▸ **SET TASK**
Skip the pictures and repeat each line of the data exactly.
------------------------------------
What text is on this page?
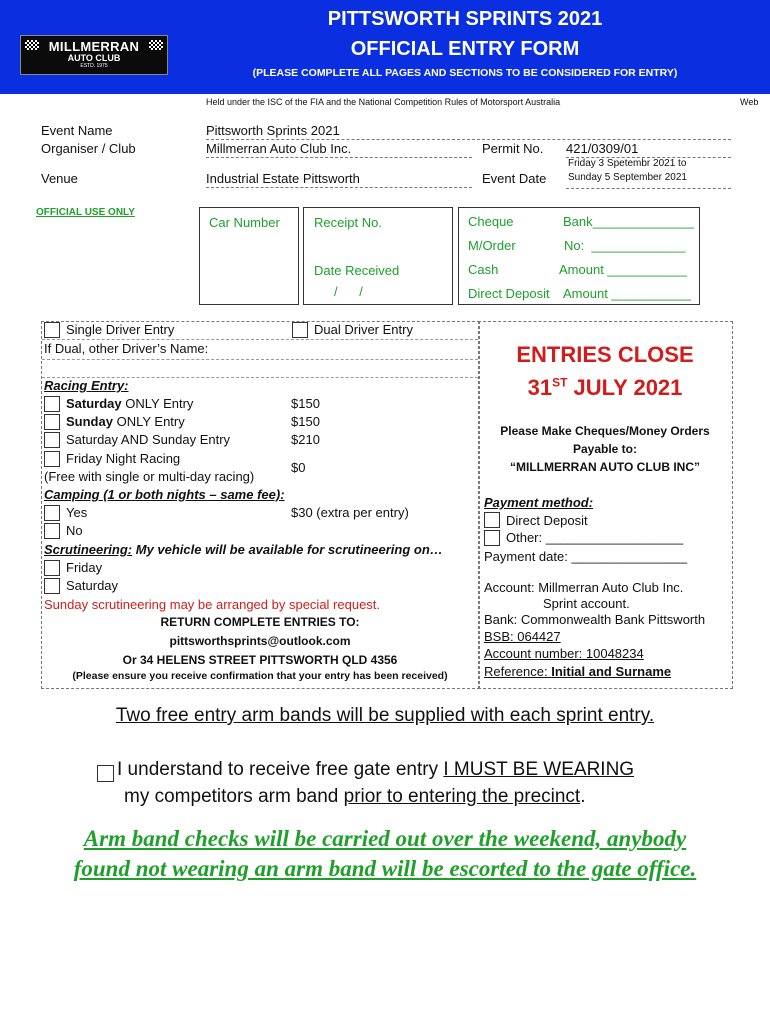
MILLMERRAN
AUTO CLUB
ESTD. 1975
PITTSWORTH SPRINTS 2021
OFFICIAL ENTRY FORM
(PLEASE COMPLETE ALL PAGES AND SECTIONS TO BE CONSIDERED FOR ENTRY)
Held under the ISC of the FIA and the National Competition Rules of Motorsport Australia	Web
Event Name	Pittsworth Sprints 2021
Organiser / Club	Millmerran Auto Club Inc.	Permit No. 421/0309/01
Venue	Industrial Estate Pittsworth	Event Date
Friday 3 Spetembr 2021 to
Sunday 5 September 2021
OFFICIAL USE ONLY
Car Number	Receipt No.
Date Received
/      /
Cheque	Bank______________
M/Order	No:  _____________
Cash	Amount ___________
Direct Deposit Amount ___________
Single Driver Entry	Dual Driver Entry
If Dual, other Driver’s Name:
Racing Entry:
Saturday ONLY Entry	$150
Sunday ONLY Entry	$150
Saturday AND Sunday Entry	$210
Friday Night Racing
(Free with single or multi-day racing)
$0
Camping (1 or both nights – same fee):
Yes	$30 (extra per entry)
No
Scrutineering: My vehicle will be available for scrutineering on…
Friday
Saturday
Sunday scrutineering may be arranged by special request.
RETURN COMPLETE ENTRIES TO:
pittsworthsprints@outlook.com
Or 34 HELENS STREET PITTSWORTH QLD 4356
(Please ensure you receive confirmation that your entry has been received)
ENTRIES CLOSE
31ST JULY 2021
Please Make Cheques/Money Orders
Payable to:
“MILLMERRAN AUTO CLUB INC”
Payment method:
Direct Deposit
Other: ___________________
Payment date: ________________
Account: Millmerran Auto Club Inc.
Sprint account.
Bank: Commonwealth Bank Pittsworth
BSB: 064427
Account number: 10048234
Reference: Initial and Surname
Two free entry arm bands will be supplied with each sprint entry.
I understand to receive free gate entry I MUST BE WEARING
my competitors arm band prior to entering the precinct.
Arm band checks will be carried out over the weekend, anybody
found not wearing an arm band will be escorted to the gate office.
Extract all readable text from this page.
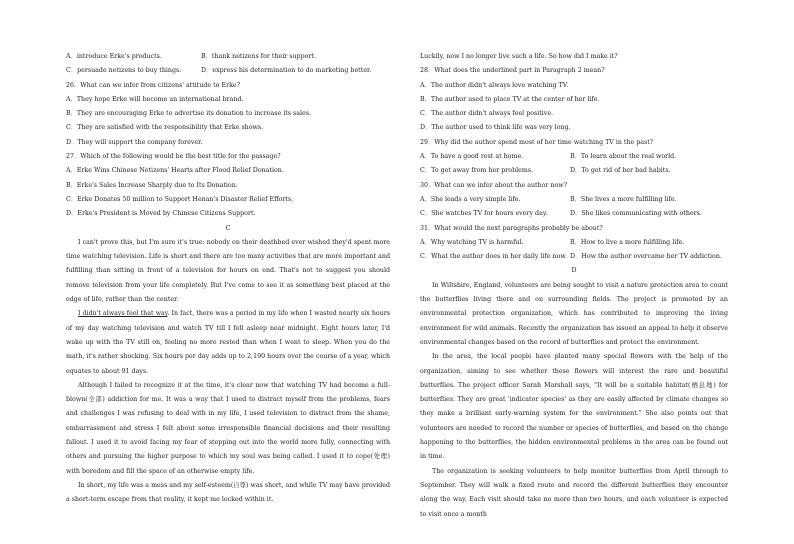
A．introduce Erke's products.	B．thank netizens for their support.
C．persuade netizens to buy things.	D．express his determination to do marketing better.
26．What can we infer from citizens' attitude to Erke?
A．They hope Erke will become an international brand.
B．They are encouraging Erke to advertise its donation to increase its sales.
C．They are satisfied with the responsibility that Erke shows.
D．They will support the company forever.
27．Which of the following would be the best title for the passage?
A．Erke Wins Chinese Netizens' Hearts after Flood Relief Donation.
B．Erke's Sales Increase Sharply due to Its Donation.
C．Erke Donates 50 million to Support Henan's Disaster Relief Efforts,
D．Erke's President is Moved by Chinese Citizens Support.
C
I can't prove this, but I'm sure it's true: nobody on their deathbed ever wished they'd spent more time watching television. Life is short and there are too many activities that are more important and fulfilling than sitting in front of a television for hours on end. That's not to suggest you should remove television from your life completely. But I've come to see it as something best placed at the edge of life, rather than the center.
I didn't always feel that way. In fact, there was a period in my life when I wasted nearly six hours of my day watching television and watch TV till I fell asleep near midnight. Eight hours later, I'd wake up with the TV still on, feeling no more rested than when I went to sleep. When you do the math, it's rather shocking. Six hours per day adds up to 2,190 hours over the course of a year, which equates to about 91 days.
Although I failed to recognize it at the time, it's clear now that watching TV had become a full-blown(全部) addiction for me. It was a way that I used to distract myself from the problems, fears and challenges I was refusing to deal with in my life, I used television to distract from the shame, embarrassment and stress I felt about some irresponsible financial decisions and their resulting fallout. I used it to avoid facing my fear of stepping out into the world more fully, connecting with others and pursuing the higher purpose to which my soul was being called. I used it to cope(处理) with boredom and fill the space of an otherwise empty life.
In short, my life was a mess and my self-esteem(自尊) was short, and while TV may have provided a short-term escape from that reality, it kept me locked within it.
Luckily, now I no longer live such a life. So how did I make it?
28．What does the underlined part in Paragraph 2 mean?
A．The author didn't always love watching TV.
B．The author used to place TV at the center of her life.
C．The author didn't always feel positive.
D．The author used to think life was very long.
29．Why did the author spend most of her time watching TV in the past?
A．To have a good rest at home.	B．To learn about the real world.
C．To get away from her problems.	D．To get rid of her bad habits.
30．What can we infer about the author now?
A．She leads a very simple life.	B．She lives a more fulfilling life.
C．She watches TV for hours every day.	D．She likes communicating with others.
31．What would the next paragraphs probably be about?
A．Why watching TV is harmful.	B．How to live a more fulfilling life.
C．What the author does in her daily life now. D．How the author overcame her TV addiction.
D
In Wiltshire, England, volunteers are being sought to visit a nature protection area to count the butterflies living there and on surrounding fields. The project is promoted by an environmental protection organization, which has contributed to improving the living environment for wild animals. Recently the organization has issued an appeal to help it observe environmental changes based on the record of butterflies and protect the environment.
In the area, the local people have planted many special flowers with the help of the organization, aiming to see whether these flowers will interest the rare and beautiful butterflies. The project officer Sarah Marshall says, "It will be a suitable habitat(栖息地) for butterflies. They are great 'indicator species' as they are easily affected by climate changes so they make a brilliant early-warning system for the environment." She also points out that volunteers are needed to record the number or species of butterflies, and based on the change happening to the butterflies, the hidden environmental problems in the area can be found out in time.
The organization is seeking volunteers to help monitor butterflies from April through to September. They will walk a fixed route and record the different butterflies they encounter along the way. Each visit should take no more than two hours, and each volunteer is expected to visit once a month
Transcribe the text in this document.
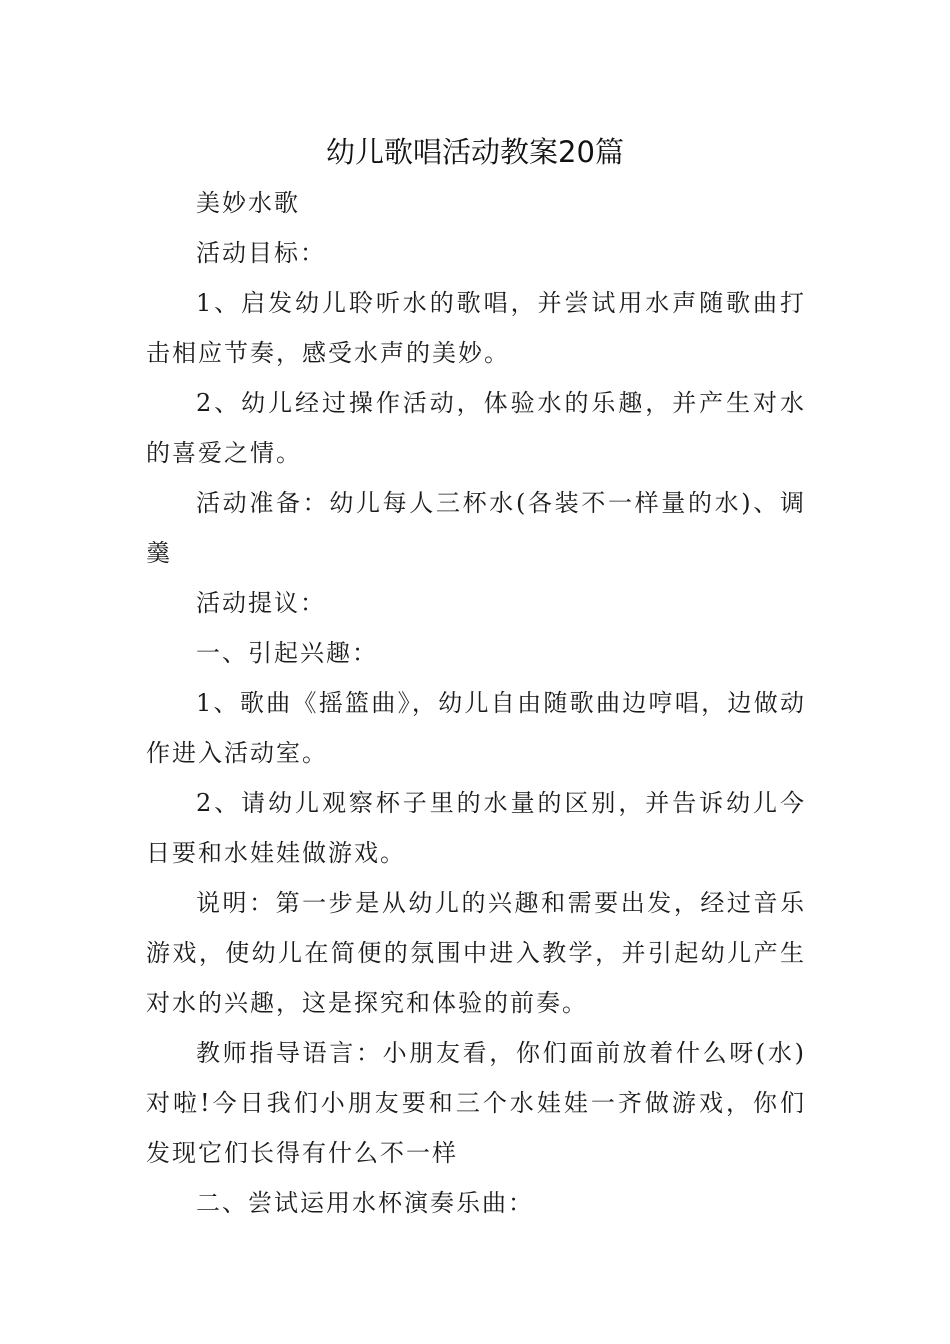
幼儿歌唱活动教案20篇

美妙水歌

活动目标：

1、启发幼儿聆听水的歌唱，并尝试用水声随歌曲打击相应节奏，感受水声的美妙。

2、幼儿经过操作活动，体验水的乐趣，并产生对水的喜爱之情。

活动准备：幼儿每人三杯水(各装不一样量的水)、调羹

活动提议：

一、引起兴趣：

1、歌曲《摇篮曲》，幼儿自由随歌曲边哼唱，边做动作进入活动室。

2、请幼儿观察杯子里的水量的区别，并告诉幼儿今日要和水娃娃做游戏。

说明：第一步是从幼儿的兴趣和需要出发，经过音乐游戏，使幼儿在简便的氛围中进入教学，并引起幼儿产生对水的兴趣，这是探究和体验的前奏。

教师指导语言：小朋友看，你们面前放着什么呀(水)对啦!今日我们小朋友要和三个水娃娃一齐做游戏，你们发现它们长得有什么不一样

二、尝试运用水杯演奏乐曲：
------------------------------------
▸ **REPLY TO THE EXERCISE**
What text is on this page?
MILLMERRAN
AUTO CLUB
ESTD. 1975
PITTSWORTH SPRINTS 2021
OFFICIAL ENTRY FORM
(PLEASE COMPLETE ALL PAGES AND SECTIONS TO BE CONSIDERED FOR ENTRY)
Held under the ISC of the FIA and the National Competition Rules of Motorsport Australia	Web
Event Name	Pittsworth Sprints 2021
Organiser / Club	Millmerran Auto Club Inc.	Permit No. 421/0309/01
Venue	Industrial Estate Pittsworth	Event Date
Friday 3 Spetembr 2021 to
Sunday 5 September 2021
OFFICIAL USE ONLY
Car Number	Receipt No.
Date Received
/      /
Cheque	Bank______________
M/Order	No:  _____________
Cash	Amount ___________
Direct Deposit Amount ___________
Single Driver Entry	Dual Driver Entry
If Dual, other Driver’s Name:
Racing Entry:
Saturday ONLY Entry	$150
Sunday ONLY Entry	$150
Saturday AND Sunday Entry	$210
Friday Night Racing
(Free with single or multi-day racing)
$0
Camping (1 or both nights – same fee):
Yes	$30 (extra per entry)
No
Scrutineering: My vehicle will be available for scrutineering on…
Friday
Saturday
Sunday scrutineering may be arranged by special request.
RETURN COMPLETE ENTRIES TO:
pittsworthsprints@outlook.com
Or 34 HELENS STREET PITTSWORTH QLD 4356
(Please ensure you receive confirmation that your entry has been received)
ENTRIES CLOSE
31ST JULY 2021
Please Make Cheques/Money Orders
Payable to:
“MILLMERRAN AUTO CLUB INC”
Payment method:
Direct Deposit
Other: ___________________
Payment date: ________________
Account: Millmerran Auto Club Inc.
Sprint account.
Bank: Commonwealth Bank Pittsworth
BSB: 064427
Account number: 10048234
Reference: Initial and Surname
Two free entry arm bands will be supplied with each sprint entry.
I understand to receive free gate entry I MUST BE WEARING
my competitors arm band prior to entering the precinct.
Arm band checks will be carried out over the weekend, anybody
found not wearing an arm band will be escorted to the gate office.
Extract all readable text from this page.
A．introduce Erke's products.	B．thank netizens for their support.
C．persuade netizens to buy things.	D．express his determination to do marketing better.
26．What can we infer from citizens' attitude to Erke?
A．They hope Erke will become an international brand.
B．They are encouraging Erke to advertise its donation to increase its sales.
C．They are satisfied with the responsibility that Erke shows.
D．They will support the company forever.
27．Which of the following would be the best title for the passage?
A．Erke Wins Chinese Netizens' Hearts after Flood Relief Donation.
B．Erke's Sales Increase Sharply due to Its Donation.
C．Erke Donates 50 million to Support Henan's Disaster Relief Efforts,
D．Erke's President is Moved by Chinese Citizens Support.
C
I can't prove this, but I'm sure it's true: nobody on their deathbed ever wished they'd spent more time watching television. Life is short and there are too many activities that are more important and fulfilling than sitting in front of a television for hours on end. That's not to suggest you should remove television from your life completely. But I've come to see it as something best placed at the edge of life, rather than the center.
I didn't always feel that way. In fact, there was a period in my life when I wasted nearly six hours of my day watching television and watch TV till I fell asleep near midnight. Eight hours later, I'd wake up with the TV still on, feeling no more rested than when I went to sleep. When you do the math, it's rather shocking. Six hours per day adds up to 2,190 hours over the course of a year, which equates to about 91 days.
Although I failed to recognize it at the time, it's clear now that watching TV had become a full-blown(全部) addiction for me. It was a way that I used to distract myself from the problems, fears and challenges I was refusing to deal with in my life, I used television to distract from the shame, embarrassment and stress I felt about some irresponsible financial decisions and their resulting fallout. I used it to avoid facing my fear of stepping out into the world more fully, connecting with others and pursuing the higher purpose to which my soul was being called. I used it to cope(处理) with boredom and fill the space of an otherwise empty life.
In short, my life was a mess and my self-esteem(自尊) was short, and while TV may have provided a short-term escape from that reality, it kept me locked within it.
Luckily, now I no longer live such a life. So how did I make it?
28．What does the underlined part in Paragraph 2 mean?
A．The author didn't always love watching TV.
B．The author used to place TV at the center of her life.
C．The author didn't always feel positive.
D．The author used to think life was very long.
29．Why did the author spend most of her time watching TV in the past?
A．To have a good rest at home.	B．To learn about the real world.
C．To get away from her problems.	D．To get rid of her bad habits.
30．What can we infer about the author now?
A．She leads a very simple life.	B．She lives a more fulfilling life.
C．She watches TV for hours every day.	D．She likes communicating with others.
31．What would the next paragraphs probably be about?
A．Why watching TV is harmful.	B．How to live a more fulfilling life.
C．What the author does in her daily life now. D．How the author overcame her TV addiction.
D
In Wiltshire, England, volunteers are being sought to visit a nature protection area to count the butterflies living there and on surrounding fields. The project is promoted by an environmental protection organization, which has contributed to improving the living environment for wild animals. Recently the organization has issued an appeal to help it observe environmental changes based on the record of butterflies and protect the environment.
In the area, the local people have planted many special flowers with the help of the organization, aiming to see whether these flowers will interest the rare and beautiful butterflies. The project officer Sarah Marshall says, "It will be a suitable habitat(栖息地) for butterflies. They are great 'indicator species' as they are easily affected by climate changes so they make a brilliant early-warning system for the environment." She also points out that volunteers are needed to record the number or species of butterflies, and based on the change happening to the butterflies, the hidden environmental problems in the area can be found out in time.
The organization is seeking volunteers to help monitor butterflies from April through to September. They will walk a fixed route and record the different butterflies they encounter along the way. Each visit should take no more than two hours, and each volunteer is expected to visit once a month
Transcribe the text in this document.
幼儿歌唱活动教案20篇

美妙水歌

活动目标：

1、启发幼儿聆听水的歌唱，并尝试用水声随歌曲打击相应节奏，感受水声的美妙。

2、幼儿经过操作活动，体验水的乐趣，并产生对水的喜爱之情。

活动准备：幼儿每人三杯水(各装不一样量的水)、调羹

活动提议：

一、引起兴趣：

1、歌曲《摇篮曲》，幼儿自由随歌曲边哼唱，边做动作进入活动室。

2、请幼儿观察杯子里的水量的区别，并告诉幼儿今日要和水娃娃做游戏。

说明：第一步是从幼儿的兴趣和需要出发，经过音乐游戏，使幼儿在简便的氛围中进入教学，并引起幼儿产生对水的兴趣，这是探究和体验的前奏。

教师指导语言：小朋友看，你们面前放着什么呀(水)对啦!今日我们小朋友要和三个水娃娃一齐做游戏，你们发现它们长得有什么不一样

二、尝试运用水杯演奏乐曲：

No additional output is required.